STORED DATA ::
━━━━━━━━━━
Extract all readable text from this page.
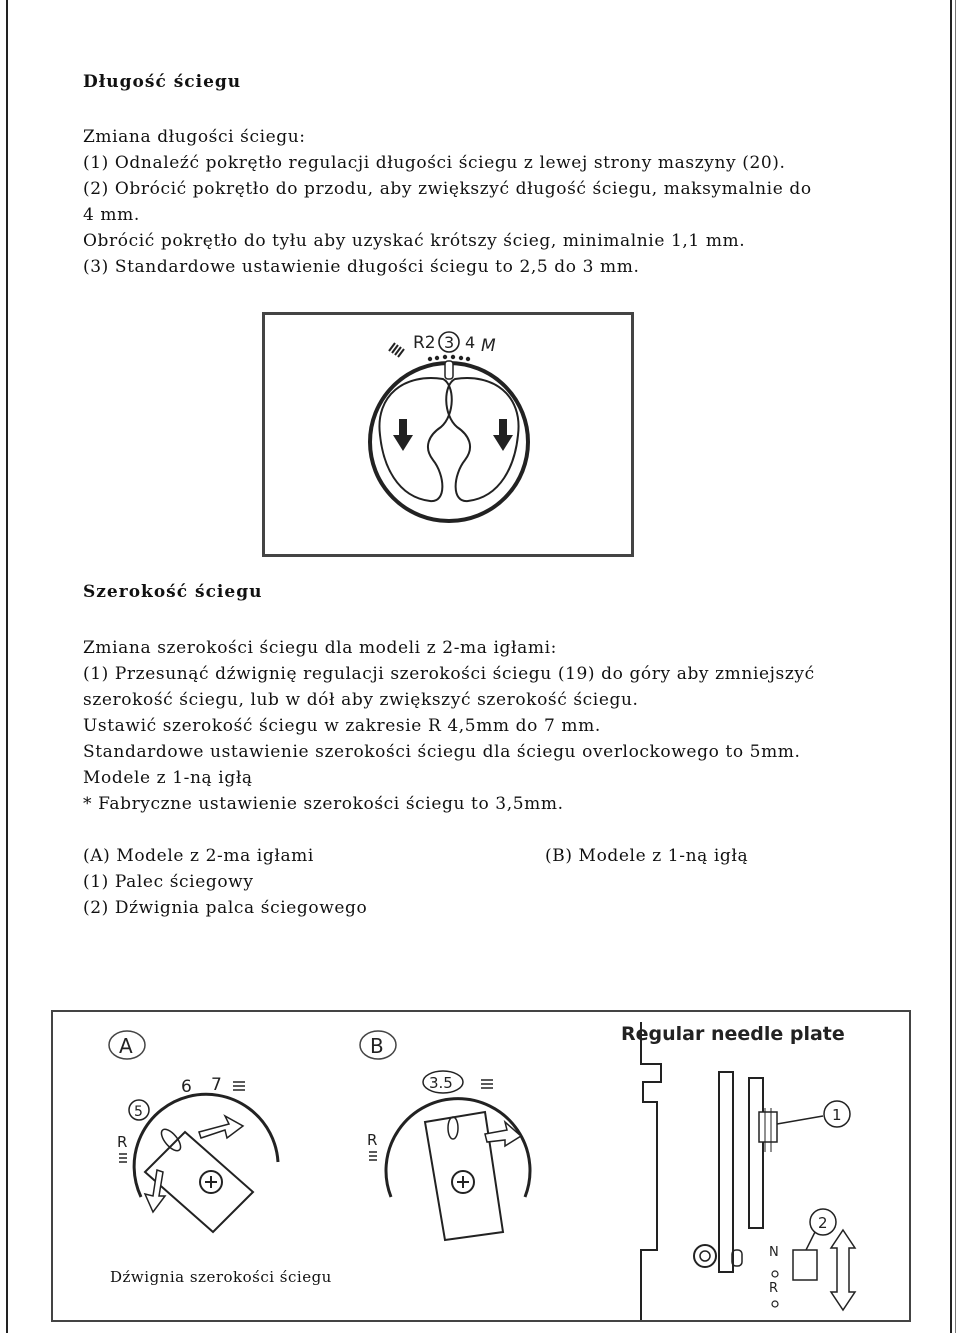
Długość ściegu
Zmiana długości ściegu:
(1) Odnaleźć pokrętło regulacji długości ściegu z lewej strony maszyny (20).
(2) Obrócić pokrętło do przodu, aby zwiększyć długość ściegu, maksymalnie do
4 mm.
Obrócić pokrętło do tyłu aby uzyskać krótszy ścieg, minimalnie 1,1 mm.
(3) Standardowe ustawienie długości ściegu to 2,5 do 3 mm.
R2 3 4 M
Szerokość ściegu
Zmiana szerokości ściegu dla modeli z 2-ma igłami:
(1) Przesunąć dźwignię regulacji szerokości ściegu (19) do góry aby zmniejszyć
szerokość ściegu, lub w dół aby zwiększyć szerokość ściegu.
Ustawić szerokość ściegu w zakresie R 4,5mm do 7 mm.
Standardowe ustawienie szerokości ściegu dla ściegu overlockowego to 5mm.
Modele z 1-ną igłą
* Fabryczne ustawienie szerokości ściegu to 3,5mm.
(A) Modele z 2-ma igłami	(B) Modele z 1-ną igłą
(1) Palec ściegowy
(2) Dźwignia palca ściegowego
A
6 7
5
R
B
3.5
R
Regular needle plate
1
2
N
R
Dźwignia szerokości ściegu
━━━━━━━━━━
TASK TO CARRY OUT :: Without including any pictures, output all the entries above exactly.

TASK ANSWER ::
Extract all readable text from this page.
Długość ściegu
Zmiana długości ściegu:
(1) Odnaleźć pokrętło regulacji długości ściegu z lewej strony maszyny (20).
(2) Obrócić pokrętło do przodu, aby zwiększyć długość ściegu, maksymalnie do
4 mm.
Obrócić pokrętło do tyłu aby uzyskać krótszy ścieg, minimalnie 1,1 mm.
(3) Standardowe ustawienie długości ściegu to 2,5 do 3 mm.
R2 3 4 M
Szerokość ściegu
Zmiana szerokości ściegu dla modeli z 2-ma igłami:
(1) Przesunąć dźwignię regulacji szerokości ściegu (19) do góry aby zmniejszyć
szerokość ściegu, lub w dół aby zwiększyć szerokość ściegu.
Ustawić szerokość ściegu w zakresie R 4,5mm do 7 mm.
Standardowe ustawienie szerokości ściegu dla ściegu overlockowego to 5mm.
Modele z 1-ną igłą
* Fabryczne ustawienie szerokości ściegu to 3,5mm.
(A) Modele z 2-ma igłami	(B) Modele z 1-ną igłą
(1) Palec ściegowy
(2) Dźwignia palca ściegowego
A
6 7
5
R
B
3.5
R
Regular needle plate
1
2
N
R
Dźwignia szerokości ściegu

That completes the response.